*Brief*
In the October 18, 2012 post, which cartoon character does the child called "The Girl" say the Skipper is like?
:: Passage shown
Thursday, October 18, 2012
Minnesota is banning Coursera? Say what you want about MOOCs, but this is catastrophically stupid. 1001 varieties of internet porn? No problem! But using the web for unauthorized learning? Scandalous!
For those who aren’t fans of MOOCs, the way to defeat them is to offer something better. Relying on state-level protectionism is not going to cut it. Anyone with a VPN can make a mockery of this, and rightly so. Honestly, when I think about all of the things that people can, and will, do on the internet, following free academic classes is the least of my concerns.
It will surprise nobody that I plan to vote for President Obama, but I have to admit being annoyed at him. During the second debate, he continued to use “community colleges” and “job training centers” interchangeably. They aren’t. Community colleges are important job training and workforce development sites, but they’re also -- and I use this word deliberately -- colleges. For many students, taking the first two years of a four year degree at a community college is a viable way to get an education while keeping costs down. Given that student loan burdens are a major issue, it would be nice for someone in public life to connect those dots.
The Girl is starting to decipher genre. We’ve watched a few episodes of “Gilligan’s Island” over the last few weeks; it’s a gobsmacking nostalgia trip for me, and she enjoys the candy-colored slapstick. As with the old “Star Trek” episodes, I have to do some serious deprogramming of the casual sexism, lest she get too much of it, but with enough parental counterpoint, it still seems worthwhile.
After a recent episode, she turned to me and said “I get it! Gilligan is like SpongeBob, and the Skipper is like Squidward!”
I hadn’t thought of it that way, but she was basically right. What made it gratifying, though, was that she was able to recognize genre. The goofy, carefree underling who flusters the voluble but basically harmless boss -- that could be Gilligan, or it could be SpongeBob.
Pretty good for a third grader, I think.
This story made me smile, albeit wistfully. Some public universities are going to their legislatures with a proposition: restore subsidies, and we’ll hold the line on tuition.
In a more perfect world, legislatures would jump at the deal. But I have no illusions that the current crop will.
The great virtue of this strategy is that it connects cause and effect. (More cynically, it provides a palatable excuse for a university to do what it was going to do anyway.) I’m a fan of reality-based decisions, so I like the idea of pointing out explicitly that much of the recent spike in tuition increases is a function of cost-shifting, rather than a lack of discipline. If you want to flatten the spike, stop cost-shifting.
Unfortunately, I can imagine a fairly smart argument from the other side: in the absence of a squeeze, higher education isn’t known for cost discipline. So I’ll suggest a different idea:
Ask the legislatures to fund experiments. Make money available, conditional on trying something different. And I don’t mean yet another workforce program. I mean something that addresses the underlying cost disease of higher education, something that gets at the credit hour and the various structural issues that push up costs at every institution, regardless of local quirks. If you want a system fix, pony up resources for people to try some.
Otherwise, we’ll be stuck in annual games of budgetary chicken, with diminishing returns. The for-profits are already suffering; if we don’t change, we’ll be next. And asking the legislature to keep Coursera out of town is not a serious answer.
::::
:: Information supplied
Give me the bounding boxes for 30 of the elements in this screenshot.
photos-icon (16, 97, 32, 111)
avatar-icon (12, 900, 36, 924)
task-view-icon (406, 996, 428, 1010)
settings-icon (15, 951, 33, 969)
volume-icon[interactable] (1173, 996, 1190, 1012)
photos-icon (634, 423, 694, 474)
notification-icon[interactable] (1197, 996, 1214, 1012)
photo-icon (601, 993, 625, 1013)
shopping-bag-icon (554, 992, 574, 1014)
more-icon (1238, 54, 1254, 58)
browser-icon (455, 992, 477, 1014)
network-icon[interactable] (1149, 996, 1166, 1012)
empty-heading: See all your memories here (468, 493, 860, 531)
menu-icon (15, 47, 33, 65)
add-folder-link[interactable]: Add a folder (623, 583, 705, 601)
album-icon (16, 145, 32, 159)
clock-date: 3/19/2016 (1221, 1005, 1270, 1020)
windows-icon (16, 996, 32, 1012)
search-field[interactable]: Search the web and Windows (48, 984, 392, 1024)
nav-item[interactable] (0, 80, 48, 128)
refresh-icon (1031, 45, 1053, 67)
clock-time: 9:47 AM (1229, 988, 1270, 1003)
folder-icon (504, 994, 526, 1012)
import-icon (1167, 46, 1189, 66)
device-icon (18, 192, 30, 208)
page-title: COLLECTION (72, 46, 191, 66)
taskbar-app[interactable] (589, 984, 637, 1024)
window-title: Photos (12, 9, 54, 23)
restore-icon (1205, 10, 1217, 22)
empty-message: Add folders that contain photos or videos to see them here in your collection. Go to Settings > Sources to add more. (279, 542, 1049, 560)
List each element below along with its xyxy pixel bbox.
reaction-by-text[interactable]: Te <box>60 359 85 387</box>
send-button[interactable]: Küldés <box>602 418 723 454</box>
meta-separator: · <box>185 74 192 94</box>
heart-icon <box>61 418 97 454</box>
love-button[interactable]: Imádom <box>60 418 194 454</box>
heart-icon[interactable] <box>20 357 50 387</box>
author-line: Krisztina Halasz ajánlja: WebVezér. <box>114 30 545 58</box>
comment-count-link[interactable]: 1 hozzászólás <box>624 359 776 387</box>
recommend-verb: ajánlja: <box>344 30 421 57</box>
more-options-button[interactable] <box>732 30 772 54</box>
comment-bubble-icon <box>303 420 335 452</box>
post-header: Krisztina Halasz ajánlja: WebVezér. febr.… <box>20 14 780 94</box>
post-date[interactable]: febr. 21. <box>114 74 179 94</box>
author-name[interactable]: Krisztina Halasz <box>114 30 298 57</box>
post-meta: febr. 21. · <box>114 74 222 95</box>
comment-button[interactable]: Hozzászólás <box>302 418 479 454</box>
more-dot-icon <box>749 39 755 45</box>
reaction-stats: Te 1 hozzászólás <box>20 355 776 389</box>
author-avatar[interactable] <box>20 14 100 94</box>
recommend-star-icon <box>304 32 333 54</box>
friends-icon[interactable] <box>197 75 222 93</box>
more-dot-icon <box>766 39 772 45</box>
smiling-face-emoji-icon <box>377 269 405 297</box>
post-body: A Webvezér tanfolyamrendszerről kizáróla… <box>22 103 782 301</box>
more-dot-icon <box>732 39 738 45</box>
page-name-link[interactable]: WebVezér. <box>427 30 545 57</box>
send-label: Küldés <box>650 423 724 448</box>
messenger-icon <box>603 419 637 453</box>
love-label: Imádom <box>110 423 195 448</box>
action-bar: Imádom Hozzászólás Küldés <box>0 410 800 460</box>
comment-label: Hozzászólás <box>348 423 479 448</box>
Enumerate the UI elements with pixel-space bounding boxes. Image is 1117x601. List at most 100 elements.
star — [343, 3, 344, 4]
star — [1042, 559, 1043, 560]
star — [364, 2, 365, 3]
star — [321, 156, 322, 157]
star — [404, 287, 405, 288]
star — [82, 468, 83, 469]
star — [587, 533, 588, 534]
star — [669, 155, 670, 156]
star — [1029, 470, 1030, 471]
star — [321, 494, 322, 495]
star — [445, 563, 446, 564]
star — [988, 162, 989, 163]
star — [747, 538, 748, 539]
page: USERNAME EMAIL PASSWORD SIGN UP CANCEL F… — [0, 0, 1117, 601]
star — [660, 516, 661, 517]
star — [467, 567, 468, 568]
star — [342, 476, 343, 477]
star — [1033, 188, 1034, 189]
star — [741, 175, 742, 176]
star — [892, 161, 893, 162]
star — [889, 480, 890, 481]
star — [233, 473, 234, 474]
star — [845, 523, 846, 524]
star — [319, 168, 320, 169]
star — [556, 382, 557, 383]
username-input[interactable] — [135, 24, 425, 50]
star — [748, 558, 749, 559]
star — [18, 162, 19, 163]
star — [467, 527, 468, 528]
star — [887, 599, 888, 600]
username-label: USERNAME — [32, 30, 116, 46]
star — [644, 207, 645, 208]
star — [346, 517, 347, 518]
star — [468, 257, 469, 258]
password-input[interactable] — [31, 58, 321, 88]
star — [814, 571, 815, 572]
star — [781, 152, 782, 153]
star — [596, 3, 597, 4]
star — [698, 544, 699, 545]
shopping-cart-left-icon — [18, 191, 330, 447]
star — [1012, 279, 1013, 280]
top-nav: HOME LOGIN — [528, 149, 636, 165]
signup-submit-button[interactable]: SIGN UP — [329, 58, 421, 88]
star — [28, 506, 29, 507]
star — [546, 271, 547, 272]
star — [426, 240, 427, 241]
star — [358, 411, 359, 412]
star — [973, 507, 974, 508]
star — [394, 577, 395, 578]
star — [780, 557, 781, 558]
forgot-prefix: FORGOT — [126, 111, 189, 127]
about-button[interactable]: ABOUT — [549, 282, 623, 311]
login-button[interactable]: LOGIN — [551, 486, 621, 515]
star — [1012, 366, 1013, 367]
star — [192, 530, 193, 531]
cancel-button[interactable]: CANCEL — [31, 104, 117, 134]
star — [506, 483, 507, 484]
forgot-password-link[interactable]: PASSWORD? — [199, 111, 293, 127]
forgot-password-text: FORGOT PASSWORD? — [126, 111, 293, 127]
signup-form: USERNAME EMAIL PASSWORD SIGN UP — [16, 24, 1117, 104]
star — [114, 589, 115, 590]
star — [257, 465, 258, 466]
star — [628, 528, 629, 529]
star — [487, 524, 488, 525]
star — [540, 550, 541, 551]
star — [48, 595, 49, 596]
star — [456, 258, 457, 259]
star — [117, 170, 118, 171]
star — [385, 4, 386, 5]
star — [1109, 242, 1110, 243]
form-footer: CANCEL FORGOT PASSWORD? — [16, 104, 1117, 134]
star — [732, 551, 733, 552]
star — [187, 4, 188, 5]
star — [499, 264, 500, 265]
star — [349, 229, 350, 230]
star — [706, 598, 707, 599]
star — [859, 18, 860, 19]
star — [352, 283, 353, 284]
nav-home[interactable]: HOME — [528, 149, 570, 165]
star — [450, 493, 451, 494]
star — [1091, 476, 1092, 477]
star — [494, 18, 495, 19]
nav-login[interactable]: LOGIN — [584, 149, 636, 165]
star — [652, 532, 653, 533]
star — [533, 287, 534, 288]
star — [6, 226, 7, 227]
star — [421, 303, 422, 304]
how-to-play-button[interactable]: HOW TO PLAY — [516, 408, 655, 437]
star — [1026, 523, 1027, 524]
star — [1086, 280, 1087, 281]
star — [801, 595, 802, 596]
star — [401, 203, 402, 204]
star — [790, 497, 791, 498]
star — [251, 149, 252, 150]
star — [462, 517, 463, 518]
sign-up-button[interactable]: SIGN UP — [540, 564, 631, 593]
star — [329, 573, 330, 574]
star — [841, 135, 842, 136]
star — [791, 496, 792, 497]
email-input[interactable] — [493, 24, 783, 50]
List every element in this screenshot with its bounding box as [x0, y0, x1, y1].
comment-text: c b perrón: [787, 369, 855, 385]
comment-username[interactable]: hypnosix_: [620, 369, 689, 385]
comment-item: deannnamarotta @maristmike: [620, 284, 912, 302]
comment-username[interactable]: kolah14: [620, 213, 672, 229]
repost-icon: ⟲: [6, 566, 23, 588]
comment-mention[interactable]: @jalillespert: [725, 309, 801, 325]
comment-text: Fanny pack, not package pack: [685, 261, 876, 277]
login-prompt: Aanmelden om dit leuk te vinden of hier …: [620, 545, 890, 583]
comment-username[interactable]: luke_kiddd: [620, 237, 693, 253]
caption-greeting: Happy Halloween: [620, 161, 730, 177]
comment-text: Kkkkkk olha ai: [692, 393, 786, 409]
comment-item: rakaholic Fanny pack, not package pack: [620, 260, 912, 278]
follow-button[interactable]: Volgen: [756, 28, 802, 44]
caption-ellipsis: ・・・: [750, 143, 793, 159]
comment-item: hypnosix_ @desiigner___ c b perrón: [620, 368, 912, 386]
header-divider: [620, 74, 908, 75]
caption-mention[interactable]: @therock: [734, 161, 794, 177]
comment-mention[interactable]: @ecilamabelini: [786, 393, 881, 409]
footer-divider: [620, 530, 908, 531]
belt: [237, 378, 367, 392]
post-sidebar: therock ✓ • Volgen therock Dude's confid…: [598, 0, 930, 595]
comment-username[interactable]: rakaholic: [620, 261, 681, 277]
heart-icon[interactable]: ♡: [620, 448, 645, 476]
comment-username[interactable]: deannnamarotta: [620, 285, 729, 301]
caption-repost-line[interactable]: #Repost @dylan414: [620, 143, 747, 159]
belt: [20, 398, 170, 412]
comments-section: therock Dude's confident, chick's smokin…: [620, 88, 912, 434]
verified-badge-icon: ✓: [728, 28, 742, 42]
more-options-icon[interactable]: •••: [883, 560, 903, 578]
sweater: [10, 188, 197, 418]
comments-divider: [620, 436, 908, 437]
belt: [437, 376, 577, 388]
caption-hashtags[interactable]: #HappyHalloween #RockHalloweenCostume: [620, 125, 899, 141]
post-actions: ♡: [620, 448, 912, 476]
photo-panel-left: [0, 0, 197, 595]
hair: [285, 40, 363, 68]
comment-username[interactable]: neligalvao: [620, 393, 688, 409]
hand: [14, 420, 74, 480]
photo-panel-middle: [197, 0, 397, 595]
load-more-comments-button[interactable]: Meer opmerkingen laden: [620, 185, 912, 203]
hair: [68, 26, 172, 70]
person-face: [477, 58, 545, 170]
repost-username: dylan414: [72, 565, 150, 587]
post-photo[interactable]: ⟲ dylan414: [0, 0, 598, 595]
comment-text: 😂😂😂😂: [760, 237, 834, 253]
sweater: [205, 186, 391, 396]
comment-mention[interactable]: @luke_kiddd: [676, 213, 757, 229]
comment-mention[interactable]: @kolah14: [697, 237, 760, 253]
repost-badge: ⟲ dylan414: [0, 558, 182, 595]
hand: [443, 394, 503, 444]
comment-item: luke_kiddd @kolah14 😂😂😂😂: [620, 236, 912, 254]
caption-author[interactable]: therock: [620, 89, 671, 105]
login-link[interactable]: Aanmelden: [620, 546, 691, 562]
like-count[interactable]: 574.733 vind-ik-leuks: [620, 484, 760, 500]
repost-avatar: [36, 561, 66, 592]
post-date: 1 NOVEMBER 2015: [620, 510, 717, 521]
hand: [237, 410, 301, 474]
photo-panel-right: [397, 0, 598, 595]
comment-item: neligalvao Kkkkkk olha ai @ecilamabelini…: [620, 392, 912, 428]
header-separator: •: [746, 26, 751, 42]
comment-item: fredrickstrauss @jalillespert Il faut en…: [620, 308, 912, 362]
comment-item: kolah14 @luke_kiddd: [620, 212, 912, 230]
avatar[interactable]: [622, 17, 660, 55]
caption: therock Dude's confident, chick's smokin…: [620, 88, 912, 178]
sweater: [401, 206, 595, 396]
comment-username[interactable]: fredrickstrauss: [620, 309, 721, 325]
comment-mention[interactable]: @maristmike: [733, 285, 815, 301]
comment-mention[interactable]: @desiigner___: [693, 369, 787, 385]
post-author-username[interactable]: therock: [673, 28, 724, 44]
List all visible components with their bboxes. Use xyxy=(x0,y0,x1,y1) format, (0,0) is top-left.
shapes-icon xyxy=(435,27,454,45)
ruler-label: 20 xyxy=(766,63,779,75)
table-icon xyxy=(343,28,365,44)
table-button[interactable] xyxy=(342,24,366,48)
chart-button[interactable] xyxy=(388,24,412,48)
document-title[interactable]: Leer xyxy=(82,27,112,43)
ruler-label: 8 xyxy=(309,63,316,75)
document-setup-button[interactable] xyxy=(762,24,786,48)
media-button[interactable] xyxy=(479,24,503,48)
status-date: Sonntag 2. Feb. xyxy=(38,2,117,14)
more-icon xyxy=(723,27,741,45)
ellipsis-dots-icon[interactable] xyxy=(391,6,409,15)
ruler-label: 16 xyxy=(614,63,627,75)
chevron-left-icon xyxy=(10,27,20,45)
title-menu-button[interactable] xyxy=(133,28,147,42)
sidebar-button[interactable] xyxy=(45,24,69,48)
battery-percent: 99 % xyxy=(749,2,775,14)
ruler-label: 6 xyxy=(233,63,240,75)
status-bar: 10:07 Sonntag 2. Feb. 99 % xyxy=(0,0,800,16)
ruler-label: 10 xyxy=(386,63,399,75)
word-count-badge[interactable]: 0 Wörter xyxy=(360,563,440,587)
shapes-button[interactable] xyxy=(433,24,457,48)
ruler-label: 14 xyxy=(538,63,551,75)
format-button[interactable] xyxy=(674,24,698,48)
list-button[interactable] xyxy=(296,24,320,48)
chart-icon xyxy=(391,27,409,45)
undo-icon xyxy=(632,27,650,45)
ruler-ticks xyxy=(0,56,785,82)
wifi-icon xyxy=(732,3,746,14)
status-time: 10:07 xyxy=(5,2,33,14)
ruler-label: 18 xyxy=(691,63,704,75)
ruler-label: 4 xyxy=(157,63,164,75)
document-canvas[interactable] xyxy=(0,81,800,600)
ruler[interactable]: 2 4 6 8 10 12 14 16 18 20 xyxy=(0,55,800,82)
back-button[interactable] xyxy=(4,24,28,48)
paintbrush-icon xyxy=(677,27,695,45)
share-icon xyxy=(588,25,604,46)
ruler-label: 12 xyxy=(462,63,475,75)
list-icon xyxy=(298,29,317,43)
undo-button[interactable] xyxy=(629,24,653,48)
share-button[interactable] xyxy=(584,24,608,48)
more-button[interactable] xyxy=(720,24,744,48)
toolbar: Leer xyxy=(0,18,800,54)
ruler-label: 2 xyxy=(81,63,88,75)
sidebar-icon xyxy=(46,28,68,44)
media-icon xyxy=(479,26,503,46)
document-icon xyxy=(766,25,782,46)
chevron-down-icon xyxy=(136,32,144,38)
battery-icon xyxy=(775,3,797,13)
::::
*Response to the task*
Squidward